Of all the lines in the material, how many contain the word "ecosystems"? State the number alone.

**A run of records:**

══════════════════════════════

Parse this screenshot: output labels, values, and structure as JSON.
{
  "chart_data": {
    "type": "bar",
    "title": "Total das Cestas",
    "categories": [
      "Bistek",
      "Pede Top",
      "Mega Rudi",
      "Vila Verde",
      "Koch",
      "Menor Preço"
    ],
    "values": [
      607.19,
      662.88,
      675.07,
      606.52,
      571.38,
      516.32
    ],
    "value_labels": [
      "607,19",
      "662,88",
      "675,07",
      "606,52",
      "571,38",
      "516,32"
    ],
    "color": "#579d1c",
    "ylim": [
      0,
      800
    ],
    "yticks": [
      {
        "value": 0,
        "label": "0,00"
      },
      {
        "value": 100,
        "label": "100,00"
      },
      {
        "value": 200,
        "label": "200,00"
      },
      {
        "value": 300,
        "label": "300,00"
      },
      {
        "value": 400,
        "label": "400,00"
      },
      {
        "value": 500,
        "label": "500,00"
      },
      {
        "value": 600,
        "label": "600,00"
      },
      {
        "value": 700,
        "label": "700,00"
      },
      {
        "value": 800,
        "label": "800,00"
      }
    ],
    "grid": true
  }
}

══════════════════════════════

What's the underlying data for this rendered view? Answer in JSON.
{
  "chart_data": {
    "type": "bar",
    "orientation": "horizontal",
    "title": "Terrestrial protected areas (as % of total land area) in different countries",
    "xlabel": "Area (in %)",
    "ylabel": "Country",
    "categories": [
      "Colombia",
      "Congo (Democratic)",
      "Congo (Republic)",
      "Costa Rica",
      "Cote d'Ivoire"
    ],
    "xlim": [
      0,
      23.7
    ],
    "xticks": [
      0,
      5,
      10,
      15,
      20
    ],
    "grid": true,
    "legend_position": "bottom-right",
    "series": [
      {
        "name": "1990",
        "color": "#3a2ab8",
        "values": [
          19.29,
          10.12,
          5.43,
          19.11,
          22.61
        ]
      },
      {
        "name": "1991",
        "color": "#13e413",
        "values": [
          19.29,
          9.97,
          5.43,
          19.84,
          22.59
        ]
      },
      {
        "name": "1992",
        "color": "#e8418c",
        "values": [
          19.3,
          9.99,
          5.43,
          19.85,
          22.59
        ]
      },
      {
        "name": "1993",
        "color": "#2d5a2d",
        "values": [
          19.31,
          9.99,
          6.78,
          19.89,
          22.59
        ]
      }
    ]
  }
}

══════════════════════════════

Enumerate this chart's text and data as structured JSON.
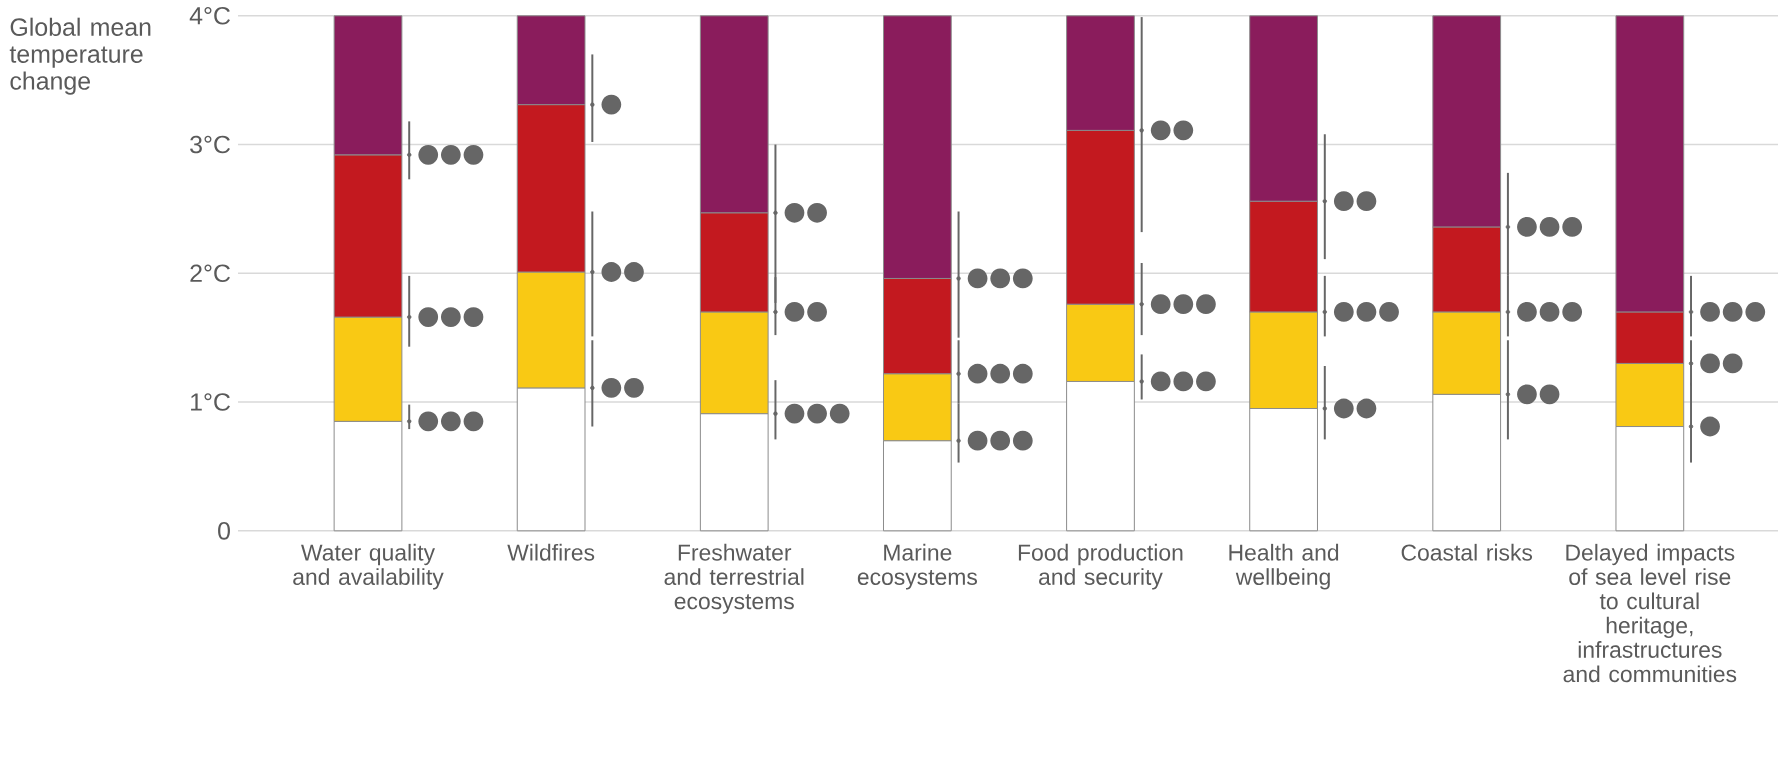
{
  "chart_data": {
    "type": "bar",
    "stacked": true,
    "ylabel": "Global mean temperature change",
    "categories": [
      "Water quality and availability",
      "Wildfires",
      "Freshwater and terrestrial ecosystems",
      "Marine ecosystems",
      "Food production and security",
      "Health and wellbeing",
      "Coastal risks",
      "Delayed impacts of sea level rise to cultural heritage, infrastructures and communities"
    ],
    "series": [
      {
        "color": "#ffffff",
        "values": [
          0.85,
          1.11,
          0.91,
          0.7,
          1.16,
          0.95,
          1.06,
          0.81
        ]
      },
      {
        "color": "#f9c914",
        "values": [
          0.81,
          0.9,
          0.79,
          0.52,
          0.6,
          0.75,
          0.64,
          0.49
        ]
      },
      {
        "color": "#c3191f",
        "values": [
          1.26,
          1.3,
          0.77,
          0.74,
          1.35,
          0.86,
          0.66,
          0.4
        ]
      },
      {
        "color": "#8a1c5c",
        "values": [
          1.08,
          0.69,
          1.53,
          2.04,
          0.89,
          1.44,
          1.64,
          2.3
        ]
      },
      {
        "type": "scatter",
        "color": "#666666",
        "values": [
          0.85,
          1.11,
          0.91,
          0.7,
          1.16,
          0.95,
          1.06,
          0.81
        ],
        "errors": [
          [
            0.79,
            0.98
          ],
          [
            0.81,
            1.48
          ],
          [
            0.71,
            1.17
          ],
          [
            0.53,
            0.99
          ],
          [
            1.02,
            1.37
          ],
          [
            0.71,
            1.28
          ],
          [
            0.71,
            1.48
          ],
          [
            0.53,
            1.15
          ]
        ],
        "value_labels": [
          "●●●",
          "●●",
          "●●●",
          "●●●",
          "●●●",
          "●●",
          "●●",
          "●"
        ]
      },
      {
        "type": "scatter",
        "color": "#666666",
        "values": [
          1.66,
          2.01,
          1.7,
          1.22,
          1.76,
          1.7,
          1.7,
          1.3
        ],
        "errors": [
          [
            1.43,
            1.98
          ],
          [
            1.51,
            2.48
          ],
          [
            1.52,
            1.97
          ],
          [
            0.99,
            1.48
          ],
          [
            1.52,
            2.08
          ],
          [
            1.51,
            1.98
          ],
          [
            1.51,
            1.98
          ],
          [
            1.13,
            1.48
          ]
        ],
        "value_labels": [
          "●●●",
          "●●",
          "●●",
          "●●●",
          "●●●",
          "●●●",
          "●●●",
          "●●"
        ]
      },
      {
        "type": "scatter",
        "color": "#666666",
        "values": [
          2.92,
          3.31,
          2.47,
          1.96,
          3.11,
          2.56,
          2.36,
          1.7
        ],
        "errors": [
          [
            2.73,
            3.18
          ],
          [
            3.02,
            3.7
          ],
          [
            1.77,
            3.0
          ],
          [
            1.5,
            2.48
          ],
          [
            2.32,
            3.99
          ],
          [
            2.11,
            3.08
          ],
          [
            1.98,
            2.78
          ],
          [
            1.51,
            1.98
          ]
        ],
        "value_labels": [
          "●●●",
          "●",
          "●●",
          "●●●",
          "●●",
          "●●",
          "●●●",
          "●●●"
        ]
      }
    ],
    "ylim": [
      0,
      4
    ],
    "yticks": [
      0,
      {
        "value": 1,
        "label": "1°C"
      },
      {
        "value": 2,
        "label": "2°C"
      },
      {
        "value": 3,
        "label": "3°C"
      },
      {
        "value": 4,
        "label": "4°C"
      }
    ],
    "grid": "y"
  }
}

══════════════════════════════

**WRITTEN SOLUTION:** 2